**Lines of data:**
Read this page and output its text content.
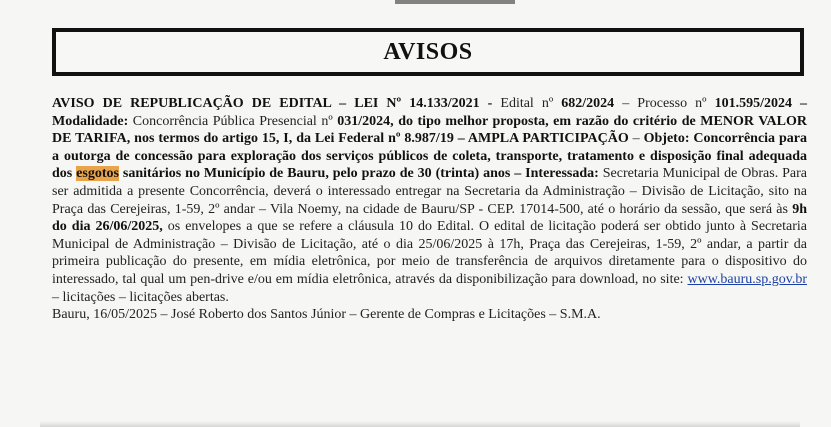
AVISOS
AVISO DE REPUBLICAÇÃO DE EDITAL – LEI Nº 14.133/2021 - Edital nº 682/2024 – Processo nº 101.595/2024 – Modalidade: Concorrência Pública Presencial nº 031/2024, do tipo melhor proposta, em razão do critério de MENOR VALOR DE TARIFA, nos termos do artigo 15, I, da Lei Federal nº 8.987/19 – AMPLA PARTICIPAÇÃO – Objeto: Concorrência para a outorga de concessão para exploração dos serviços públicos de coleta, transporte, tratamento e disposição final adequada dos esgotos sanitários no Município de Bauru, pelo prazo de 30 (trinta) anos – Interessada: Secretaria Municipal de Obras. Para ser admitida a presente Concorrência, deverá o interessado entregar na Secretaria da Administração – Divisão de Licitação, sito na Praça das Cerejeiras, 1-59, 2º andar – Vila Noemy, na cidade de Bauru/SP - CEP. 17014-500, até o horário da sessão, que será às 9h do dia 26/06/2025, os envelopes a que se refere a cláusula 10 do Edital. O edital de licitação poderá ser obtido junto à Secretaria Municipal de Administração – Divisão de Licitação, até o dia 25/06/2025 à 17h, Praça das Cerejeiras, 1-59, 2º andar, a partir da primeira publicação do presente, em mídia eletrônica, por meio de transferência de arquivos diretamente para o dispositivo do interessado, tal qual um pen-drive e/ou em mídia eletrônica, através da disponibilização para download, no site: www.bauru.sp.gov.br – licitações – licitações abertas.
Bauru, 16/05/2025 – José Roberto dos Santos Júnior – Gerente de Compras e Licitações – S.M.A.
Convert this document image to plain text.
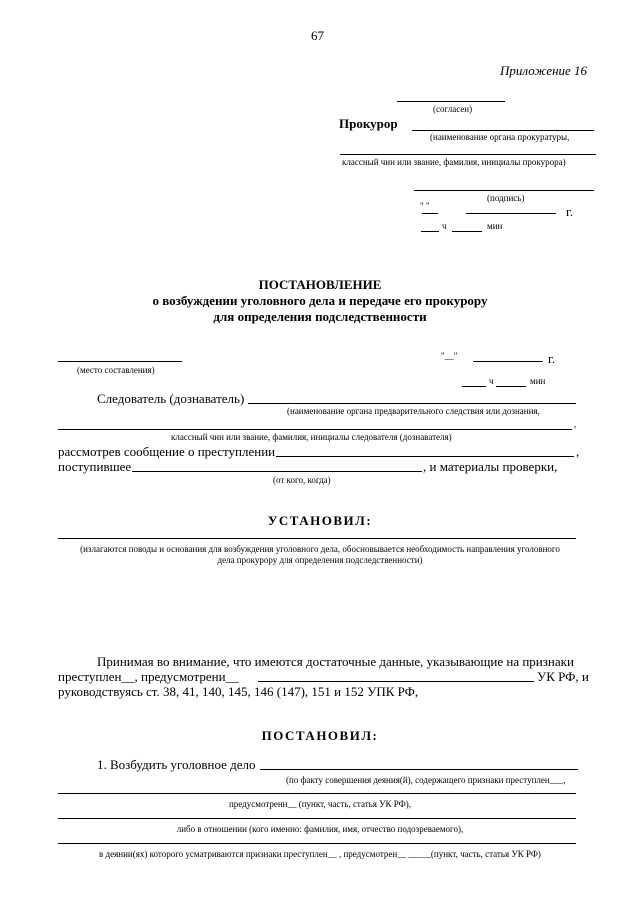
67
Приложение 16
(согласен)
Прокурор
(наименование органа прокуратуры,
классный чин или звание, фамилия, инициалы прокурора)
(подпись)
" "	г.
ч	мин
ПОСТАНОВЛЕНИЕ
о возбуждении уголовного дела и передаче его прокурору
для определения подследственности
(место составления)
"__"	г.
ч	мин
Следователь (дознаватель)
(наименование органа предварительного следствия или дознания,
,
классный чин или звание, фамилия, инициалы следователя (дознавателя)
рассмотрев сообщение о преступлении	,
поступившее	, и материалы проверки,
(от кого, когда)
УСТАНОВИЛ:
(излагаются поводы и основания для возбуждения уголовного дела, обосновывается необходимость направления уголовного
дела прокурору для определения подследственности)
Принимая во внимание, что имеются достаточные данные, указывающие на признаки
преступлен__, предусмотрени__	УК РФ, и
руководствуясь ст. 38, 41, 140, 145, 146 (147), 151 и 152 УПК РФ,
ПОСТАНОВИЛ:
1. Возбудить уголовное дело
(по факту совершения деяния(й), содержащего признаки преступлен___,
предусмотренн__ (пункт, часть, статья УК РФ),
либо в отношении (кого именно: фамилия, имя, отчество подозреваемого),
в деянии(ях) которого усматриваются признаки преступлен__ , предусмотрен__ _____(пункт, часть, статья УК РФ)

**Work to be completed:**
Find the line containing "Convert this document image to plain text." in the listing above. Please restate word for word that line through the last one, leaving out the pictures.

**Result below:**
Convert this document image to plain text.
67
Приложение 16
(согласен)
Прокурор
(наименование органа прокуратуры,
классный чин или звание, фамилия, инициалы прокурора)
(подпись)
" "	г.
ч	мин
ПОСТАНОВЛЕНИЕ
о возбуждении уголовного дела и передаче его прокурору
для определения подследственности
(место составления)
"__"	г.
ч	мин
Следователь (дознаватель)
(наименование органа предварительного следствия или дознания,
,
классный чин или звание, фамилия, инициалы следователя (дознавателя)
рассмотрев сообщение о преступлении	,
поступившее	, и материалы проверки,
(от кого, когда)
УСТАНОВИЛ:
(излагаются поводы и основания для возбуждения уголовного дела, обосновывается необходимость направления уголовного
дела прокурору для определения подследственности)
Принимая во внимание, что имеются достаточные данные, указывающие на признаки
преступлен__, предусмотрени__	УК РФ, и
руководствуясь ст. 38, 41, 140, 145, 146 (147), 151 и 152 УПК РФ,
ПОСТАНОВИЛ:
1. Возбудить уголовное дело
(по факту совершения деяния(й), содержащего признаки преступлен___,
предусмотренн__ (пункт, часть, статья УК РФ),
либо в отношении (кого именно: фамилия, имя, отчество подозреваемого),
в деянии(ях) которого усматриваются признаки преступлен__ , предусмотрен__ _____(пункт, часть, статья УК РФ)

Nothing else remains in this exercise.